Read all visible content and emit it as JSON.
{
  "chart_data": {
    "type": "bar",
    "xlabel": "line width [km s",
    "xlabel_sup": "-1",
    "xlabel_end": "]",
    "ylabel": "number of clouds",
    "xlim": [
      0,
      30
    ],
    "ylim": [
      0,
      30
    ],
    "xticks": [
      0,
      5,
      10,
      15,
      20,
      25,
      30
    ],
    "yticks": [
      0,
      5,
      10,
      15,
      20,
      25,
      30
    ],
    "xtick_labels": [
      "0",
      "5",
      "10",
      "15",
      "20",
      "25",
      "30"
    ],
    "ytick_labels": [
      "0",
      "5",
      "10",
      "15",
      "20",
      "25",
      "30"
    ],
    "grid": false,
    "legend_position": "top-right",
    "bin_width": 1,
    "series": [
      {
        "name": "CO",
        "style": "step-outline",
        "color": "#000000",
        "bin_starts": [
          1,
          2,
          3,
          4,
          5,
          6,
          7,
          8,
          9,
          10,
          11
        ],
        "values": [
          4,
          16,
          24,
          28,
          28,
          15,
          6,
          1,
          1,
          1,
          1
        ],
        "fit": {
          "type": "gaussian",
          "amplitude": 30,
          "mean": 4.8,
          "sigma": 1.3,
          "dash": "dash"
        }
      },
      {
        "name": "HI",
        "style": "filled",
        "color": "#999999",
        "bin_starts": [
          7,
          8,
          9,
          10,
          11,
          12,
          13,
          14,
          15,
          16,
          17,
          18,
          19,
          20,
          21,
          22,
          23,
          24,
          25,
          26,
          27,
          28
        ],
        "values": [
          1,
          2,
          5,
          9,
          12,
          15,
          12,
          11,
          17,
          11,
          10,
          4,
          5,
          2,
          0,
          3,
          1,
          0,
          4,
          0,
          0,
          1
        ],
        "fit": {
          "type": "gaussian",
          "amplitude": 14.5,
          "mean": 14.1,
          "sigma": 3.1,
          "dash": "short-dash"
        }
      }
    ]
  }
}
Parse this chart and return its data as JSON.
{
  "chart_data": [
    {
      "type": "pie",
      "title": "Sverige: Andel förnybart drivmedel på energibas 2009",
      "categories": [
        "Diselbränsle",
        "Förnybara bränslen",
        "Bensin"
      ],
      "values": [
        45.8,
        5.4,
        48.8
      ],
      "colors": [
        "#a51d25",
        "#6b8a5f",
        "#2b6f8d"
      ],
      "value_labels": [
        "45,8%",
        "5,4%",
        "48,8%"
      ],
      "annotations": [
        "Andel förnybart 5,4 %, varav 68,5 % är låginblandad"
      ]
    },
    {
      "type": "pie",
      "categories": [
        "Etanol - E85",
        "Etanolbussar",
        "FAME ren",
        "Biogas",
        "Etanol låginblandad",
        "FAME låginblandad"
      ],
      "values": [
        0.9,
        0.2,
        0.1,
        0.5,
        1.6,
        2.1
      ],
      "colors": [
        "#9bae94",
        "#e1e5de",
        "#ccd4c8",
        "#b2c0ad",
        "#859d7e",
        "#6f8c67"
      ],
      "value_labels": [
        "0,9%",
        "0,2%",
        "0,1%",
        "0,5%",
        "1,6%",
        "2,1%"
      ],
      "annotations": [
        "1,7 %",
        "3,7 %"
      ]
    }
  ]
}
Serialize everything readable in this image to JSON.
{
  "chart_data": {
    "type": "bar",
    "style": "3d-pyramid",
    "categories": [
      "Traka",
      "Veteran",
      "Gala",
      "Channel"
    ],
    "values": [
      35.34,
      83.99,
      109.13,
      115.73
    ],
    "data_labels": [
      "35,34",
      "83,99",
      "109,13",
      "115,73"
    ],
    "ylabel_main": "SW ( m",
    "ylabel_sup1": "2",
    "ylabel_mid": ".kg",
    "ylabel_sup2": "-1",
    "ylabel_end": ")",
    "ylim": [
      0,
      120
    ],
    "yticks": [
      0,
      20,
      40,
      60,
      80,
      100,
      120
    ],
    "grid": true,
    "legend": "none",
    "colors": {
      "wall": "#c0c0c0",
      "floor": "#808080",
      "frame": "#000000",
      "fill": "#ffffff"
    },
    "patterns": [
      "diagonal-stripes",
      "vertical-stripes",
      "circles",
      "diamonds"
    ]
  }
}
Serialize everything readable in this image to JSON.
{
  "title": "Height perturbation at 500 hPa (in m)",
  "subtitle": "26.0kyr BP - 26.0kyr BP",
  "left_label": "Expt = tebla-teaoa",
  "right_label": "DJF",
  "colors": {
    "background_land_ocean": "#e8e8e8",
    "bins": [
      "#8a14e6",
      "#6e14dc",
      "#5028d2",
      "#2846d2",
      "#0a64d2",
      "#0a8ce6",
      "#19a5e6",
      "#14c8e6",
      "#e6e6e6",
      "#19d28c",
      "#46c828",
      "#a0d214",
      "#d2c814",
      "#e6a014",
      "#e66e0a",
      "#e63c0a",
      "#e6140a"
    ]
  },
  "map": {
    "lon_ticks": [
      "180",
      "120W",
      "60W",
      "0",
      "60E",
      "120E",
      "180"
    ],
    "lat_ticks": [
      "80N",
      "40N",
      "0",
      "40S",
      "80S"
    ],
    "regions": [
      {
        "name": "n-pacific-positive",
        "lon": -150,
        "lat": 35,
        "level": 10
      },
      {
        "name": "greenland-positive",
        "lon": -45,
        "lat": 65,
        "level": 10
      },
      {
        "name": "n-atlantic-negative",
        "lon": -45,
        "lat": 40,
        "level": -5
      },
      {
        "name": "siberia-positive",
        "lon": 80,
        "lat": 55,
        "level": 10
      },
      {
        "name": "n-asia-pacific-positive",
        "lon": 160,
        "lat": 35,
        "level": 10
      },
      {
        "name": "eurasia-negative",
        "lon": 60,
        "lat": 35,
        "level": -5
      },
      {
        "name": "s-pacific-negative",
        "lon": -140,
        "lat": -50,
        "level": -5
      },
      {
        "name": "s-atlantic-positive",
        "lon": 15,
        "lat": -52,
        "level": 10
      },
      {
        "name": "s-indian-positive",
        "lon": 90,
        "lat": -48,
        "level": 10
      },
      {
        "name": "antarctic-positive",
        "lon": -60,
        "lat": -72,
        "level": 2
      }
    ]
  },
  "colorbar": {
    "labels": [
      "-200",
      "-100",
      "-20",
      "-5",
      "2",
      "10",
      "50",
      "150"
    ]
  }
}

==*==

_SET TASK_: Retype all of the material above with every character intact.

_FULL OUTPUT_:
Read all visible content and emit it as JSON.
{
  "chart_data": {
    "type": "bar",
    "xlabel": "line width [km s",
    "xlabel_sup": "-1",
    "xlabel_end": "]",
    "ylabel": "number of clouds",
    "xlim": [
      0,
      30
    ],
    "ylim": [
      0,
      30
    ],
    "xticks": [
      0,
      5,
      10,
      15,
      20,
      25,
      30
    ],
    "yticks": [
      0,
      5,
      10,
      15,
      20,
      25,
      30
    ],
    "xtick_labels": [
      "0",
      "5",
      "10",
      "15",
      "20",
      "25",
      "30"
    ],
    "ytick_labels": [
      "0",
      "5",
      "10",
      "15",
      "20",
      "25",
      "30"
    ],
    "grid": false,
    "legend_position": "top-right",
    "bin_width": 1,
    "series": [
      {
        "name": "CO",
        "style": "step-outline",
        "color": "#000000",
        "bin_starts": [
          1,
          2,
          3,
          4,
          5,
          6,
          7,
          8,
          9,
          10,
          11
        ],
        "values": [
          4,
          16,
          24,
          28,
          28,
          15,
          6,
          1,
          1,
          1,
          1
        ],
        "fit": {
          "type": "gaussian",
          "amplitude": 30,
          "mean": 4.8,
          "sigma": 1.3,
          "dash": "dash"
        }
      },
      {
        "name": "HI",
        "style": "filled",
        "color": "#999999",
        "bin_starts": [
          7,
          8,
          9,
          10,
          11,
          12,
          13,
          14,
          15,
          16,
          17,
          18,
          19,
          20,
          21,
          22,
          23,
          24,
          25,
          26,
          27,
          28
        ],
        "values": [
          1,
          2,
          5,
          9,
          12,
          15,
          12,
          11,
          17,
          11,
          10,
          4,
          5,
          2,
          0,
          3,
          1,
          0,
          4,
          0,
          0,
          1
        ],
        "fit": {
          "type": "gaussian",
          "amplitude": 14.5,
          "mean": 14.1,
          "sigma": 3.1,
          "dash": "short-dash"
        }
      }
    ]
  }
}
Parse this chart and return its data as JSON.
{
  "chart_data": [
    {
      "type": "pie",
      "title": "Sverige: Andel förnybart drivmedel på energibas 2009",
      "categories": [
        "Diselbränsle",
        "Förnybara bränslen",
        "Bensin"
      ],
      "values": [
        45.8,
        5.4,
        48.8
      ],
      "colors": [
        "#a51d25",
        "#6b8a5f",
        "#2b6f8d"
      ],
      "value_labels": [
        "45,8%",
        "5,4%",
        "48,8%"
      ],
      "annotations": [
        "Andel förnybart 5,4 %, varav 68,5 % är låginblandad"
      ]
    },
    {
      "type": "pie",
      "categories": [
        "Etanol - E85",
        "Etanolbussar",
        "FAME ren",
        "Biogas",
        "Etanol låginblandad",
        "FAME låginblandad"
      ],
      "values": [
        0.9,
        0.2,
        0.1,
        0.5,
        1.6,
        2.1
      ],
      "colors": [
        "#9bae94",
        "#e1e5de",
        "#ccd4c8",
        "#b2c0ad",
        "#859d7e",
        "#6f8c67"
      ],
      "value_labels": [
        "0,9%",
        "0,2%",
        "0,1%",
        "0,5%",
        "1,6%",
        "2,1%"
      ],
      "annotations": [
        "1,7 %",
        "3,7 %"
      ]
    }
  ]
}
Serialize everything readable in this image to JSON.
{
  "chart_data": {
    "type": "bar",
    "style": "3d-pyramid",
    "categories": [
      "Traka",
      "Veteran",
      "Gala",
      "Channel"
    ],
    "values": [
      35.34,
      83.99,
      109.13,
      115.73
    ],
    "data_labels": [
      "35,34",
      "83,99",
      "109,13",
      "115,73"
    ],
    "ylabel_main": "SW ( m",
    "ylabel_sup1": "2",
    "ylabel_mid": ".kg",
    "ylabel_sup2": "-1",
    "ylabel_end": ")",
    "ylim": [
      0,
      120
    ],
    "yticks": [
      0,
      20,
      40,
      60,
      80,
      100,
      120
    ],
    "grid": true,
    "legend": "none",
    "colors": {
      "wall": "#c0c0c0",
      "floor": "#808080",
      "frame": "#000000",
      "fill": "#ffffff"
    },
    "patterns": [
      "diagonal-stripes",
      "vertical-stripes",
      "circles",
      "diamonds"
    ]
  }
}
Serialize everything readable in this image to JSON.
{
  "title": "Height perturbation at 500 hPa (in m)",
  "subtitle": "26.0kyr BP - 26.0kyr BP",
  "left_label": "Expt = tebla-teaoa",
  "right_label": "DJF",
  "colors": {
    "background_land_ocean": "#e8e8e8",
    "bins": [
      "#8a14e6",
      "#6e14dc",
      "#5028d2",
      "#2846d2",
      "#0a64d2",
      "#0a8ce6",
      "#19a5e6",
      "#14c8e6",
      "#e6e6e6",
      "#19d28c",
      "#46c828",
      "#a0d214",
      "#d2c814",
      "#e6a014",
      "#e66e0a",
      "#e63c0a",
      "#e6140a"
    ]
  },
  "map": {
    "lon_ticks": [
      "180",
      "120W",
      "60W",
      "0",
      "60E",
      "120E",
      "180"
    ],
    "lat_ticks": [
      "80N",
      "40N",
      "0",
      "40S",
      "80S"
    ],
    "regions": [
      {
        "name": "n-pacific-positive",
        "lon": -150,
        "lat": 35,
        "level": 10
      },
      {
        "name": "greenland-positive",
        "lon": -45,
        "lat": 65,
        "level": 10
      },
      {
        "name": "n-atlantic-negative",
        "lon": -45,
        "lat": 40,
        "level": -5
      },
      {
        "name": "siberia-positive",
        "lon": 80,
        "lat": 55,
        "level": 10
      },
      {
        "name": "n-asia-pacific-positive",
        "lon": 160,
        "lat": 35,
        "level": 10
      },
      {
        "name": "eurasia-negative",
        "lon": 60,
        "lat": 35,
        "level": -5
      },
      {
        "name": "s-pacific-negative",
        "lon": -140,
        "lat": -50,
        "level": -5
      },
      {
        "name": "s-atlantic-positive",
        "lon": 15,
        "lat": -52,
        "level": 10
      },
      {
        "name": "s-indian-positive",
        "lon": 90,
        "lat": -48,
        "level": 10
      },
      {
        "name": "antarctic-positive",
        "lon": -60,
        "lat": -72,
        "level": 2
      }
    ]
  },
  "colorbar": {
    "labels": [
      "-200",
      "-100",
      "-20",
      "-5",
      "2",
      "10",
      "50",
      "150"
    ]
  }
}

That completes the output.